* **Your task**
Reproduce all entries word for word.

···

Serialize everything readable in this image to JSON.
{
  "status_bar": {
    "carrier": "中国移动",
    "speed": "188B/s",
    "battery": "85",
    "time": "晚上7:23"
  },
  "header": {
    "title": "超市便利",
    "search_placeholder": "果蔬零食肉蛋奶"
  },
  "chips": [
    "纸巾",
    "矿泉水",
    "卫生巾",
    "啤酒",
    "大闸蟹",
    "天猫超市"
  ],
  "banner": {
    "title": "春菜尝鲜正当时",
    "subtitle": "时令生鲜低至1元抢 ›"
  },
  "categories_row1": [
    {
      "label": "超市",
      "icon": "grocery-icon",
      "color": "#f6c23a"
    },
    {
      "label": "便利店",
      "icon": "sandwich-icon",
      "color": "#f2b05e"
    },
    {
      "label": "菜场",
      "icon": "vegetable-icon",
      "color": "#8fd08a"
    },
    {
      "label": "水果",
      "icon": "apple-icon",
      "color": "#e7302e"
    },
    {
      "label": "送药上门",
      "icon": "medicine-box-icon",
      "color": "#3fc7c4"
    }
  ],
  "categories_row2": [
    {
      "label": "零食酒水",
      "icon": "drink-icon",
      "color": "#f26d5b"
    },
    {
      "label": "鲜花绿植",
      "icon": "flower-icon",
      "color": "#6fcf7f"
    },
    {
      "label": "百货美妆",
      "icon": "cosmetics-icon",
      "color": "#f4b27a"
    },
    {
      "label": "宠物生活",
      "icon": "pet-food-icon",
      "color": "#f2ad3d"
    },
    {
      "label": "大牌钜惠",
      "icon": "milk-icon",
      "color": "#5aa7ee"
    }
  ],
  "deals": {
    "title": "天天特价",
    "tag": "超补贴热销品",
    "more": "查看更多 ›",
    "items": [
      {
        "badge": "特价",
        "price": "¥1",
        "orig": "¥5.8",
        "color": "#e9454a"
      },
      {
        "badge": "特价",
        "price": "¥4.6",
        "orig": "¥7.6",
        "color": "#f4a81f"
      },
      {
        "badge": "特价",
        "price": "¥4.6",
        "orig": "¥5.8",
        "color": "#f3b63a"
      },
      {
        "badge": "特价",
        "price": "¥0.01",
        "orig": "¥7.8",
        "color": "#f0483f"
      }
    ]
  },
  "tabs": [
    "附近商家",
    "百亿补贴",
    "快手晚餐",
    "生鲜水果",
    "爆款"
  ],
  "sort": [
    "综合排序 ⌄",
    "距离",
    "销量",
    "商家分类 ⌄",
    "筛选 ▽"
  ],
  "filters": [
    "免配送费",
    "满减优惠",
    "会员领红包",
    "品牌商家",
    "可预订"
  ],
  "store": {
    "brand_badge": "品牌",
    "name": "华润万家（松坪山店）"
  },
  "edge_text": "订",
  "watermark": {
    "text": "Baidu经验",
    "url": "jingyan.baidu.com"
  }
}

···

* **Task response**
Serialize everything readable in this image to JSON.
{
  "status_bar": {
    "carrier": "中国移动",
    "speed": "188B/s",
    "battery": "85",
    "time": "晚上7:23"
  },
  "header": {
    "title": "超市便利",
    "search_placeholder": "果蔬零食肉蛋奶"
  },
  "chips": [
    "纸巾",
    "矿泉水",
    "卫生巾",
    "啤酒",
    "大闸蟹",
    "天猫超市"
  ],
  "banner": {
    "title": "春菜尝鲜正当时",
    "subtitle": "时令生鲜低至1元抢 ›"
  },
  "categories_row1": [
    {
      "label": "超市",
      "icon": "grocery-icon",
      "color": "#f6c23a"
    },
    {
      "label": "便利店",
      "icon": "sandwich-icon",
      "color": "#f2b05e"
    },
    {
      "label": "菜场",
      "icon": "vegetable-icon",
      "color": "#8fd08a"
    },
    {
      "label": "水果",
      "icon": "apple-icon",
      "color": "#e7302e"
    },
    {
      "label": "送药上门",
      "icon": "medicine-box-icon",
      "color": "#3fc7c4"
    }
  ],
  "categories_row2": [
    {
      "label": "零食酒水",
      "icon": "drink-icon",
      "color": "#f26d5b"
    },
    {
      "label": "鲜花绿植",
      "icon": "flower-icon",
      "color": "#6fcf7f"
    },
    {
      "label": "百货美妆",
      "icon": "cosmetics-icon",
      "color": "#f4b27a"
    },
    {
      "label": "宠物生活",
      "icon": "pet-food-icon",
      "color": "#f2ad3d"
    },
    {
      "label": "大牌钜惠",
      "icon": "milk-icon",
      "color": "#5aa7ee"
    }
  ],
  "deals": {
    "title": "天天特价",
    "tag": "超补贴热销品",
    "more": "查看更多 ›",
    "items": [
      {
        "badge": "特价",
        "price": "¥1",
        "orig": "¥5.8",
        "color": "#e9454a"
      },
      {
        "badge": "特价",
        "price": "¥4.6",
        "orig": "¥7.6",
        "color": "#f4a81f"
      },
      {
        "badge": "特价",
        "price": "¥4.6",
        "orig": "¥5.8",
        "color": "#f3b63a"
      },
      {
        "badge": "特价",
        "price": "¥0.01",
        "orig": "¥7.8",
        "color": "#f0483f"
      }
    ]
  },
  "tabs": [
    "附近商家",
    "百亿补贴",
    "快手晚餐",
    "生鲜水果",
    "爆款"
  ],
  "sort": [
    "综合排序 ⌄",
    "距离",
    "销量",
    "商家分类 ⌄",
    "筛选 ▽"
  ],
  "filters": [
    "免配送费",
    "满减优惠",
    "会员领红包",
    "品牌商家",
    "可预订"
  ],
  "store": {
    "brand_badge": "品牌",
    "name": "华润万家（松坪山店）"
  },
  "edge_text": "订",
  "watermark": {
    "text": "Baidu经验",
    "url": "jingyan.baidu.com"
  }
}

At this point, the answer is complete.